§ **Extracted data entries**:
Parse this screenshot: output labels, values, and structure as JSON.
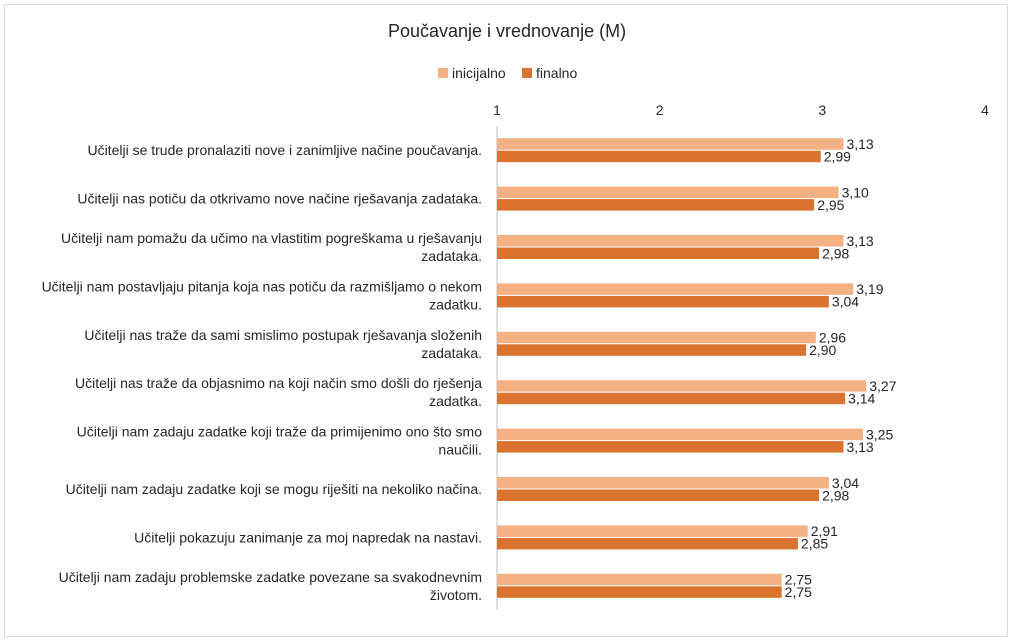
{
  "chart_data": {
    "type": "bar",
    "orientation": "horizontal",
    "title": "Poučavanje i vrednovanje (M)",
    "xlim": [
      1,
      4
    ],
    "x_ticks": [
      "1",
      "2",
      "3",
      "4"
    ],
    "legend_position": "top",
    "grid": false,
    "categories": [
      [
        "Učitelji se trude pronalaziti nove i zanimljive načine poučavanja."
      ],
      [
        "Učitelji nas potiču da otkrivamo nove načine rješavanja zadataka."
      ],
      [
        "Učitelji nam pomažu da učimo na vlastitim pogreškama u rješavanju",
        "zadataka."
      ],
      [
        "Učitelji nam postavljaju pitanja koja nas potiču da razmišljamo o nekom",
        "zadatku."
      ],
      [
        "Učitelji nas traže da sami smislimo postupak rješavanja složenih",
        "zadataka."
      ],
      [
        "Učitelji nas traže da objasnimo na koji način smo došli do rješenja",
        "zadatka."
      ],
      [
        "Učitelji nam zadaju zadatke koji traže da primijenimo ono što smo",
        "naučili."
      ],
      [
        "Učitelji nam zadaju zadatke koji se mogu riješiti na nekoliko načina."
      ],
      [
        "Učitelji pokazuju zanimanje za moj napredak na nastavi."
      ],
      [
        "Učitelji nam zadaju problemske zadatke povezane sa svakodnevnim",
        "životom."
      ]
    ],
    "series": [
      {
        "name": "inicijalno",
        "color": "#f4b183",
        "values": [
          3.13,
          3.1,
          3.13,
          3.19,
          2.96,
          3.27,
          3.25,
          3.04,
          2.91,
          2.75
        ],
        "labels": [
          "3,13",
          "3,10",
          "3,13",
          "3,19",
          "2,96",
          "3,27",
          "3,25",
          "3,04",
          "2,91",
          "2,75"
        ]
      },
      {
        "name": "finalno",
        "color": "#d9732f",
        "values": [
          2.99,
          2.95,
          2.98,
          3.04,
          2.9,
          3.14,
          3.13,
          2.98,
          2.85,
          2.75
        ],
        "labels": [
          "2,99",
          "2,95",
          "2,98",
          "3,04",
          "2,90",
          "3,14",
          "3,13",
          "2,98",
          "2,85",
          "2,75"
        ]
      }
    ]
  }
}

§ **Task brief**:
Where a line above contains the string "traže", copy that line.

§ **The completed task**:
        "Učitelji nas traže da sami smislimo postupak rješavanja složenih",
        "Učitelji nas traže da objasnimo na koji način smo došli do rješenja",
        "Učitelji nam zadaju zadatke koji traže da primijenimo ono što smo",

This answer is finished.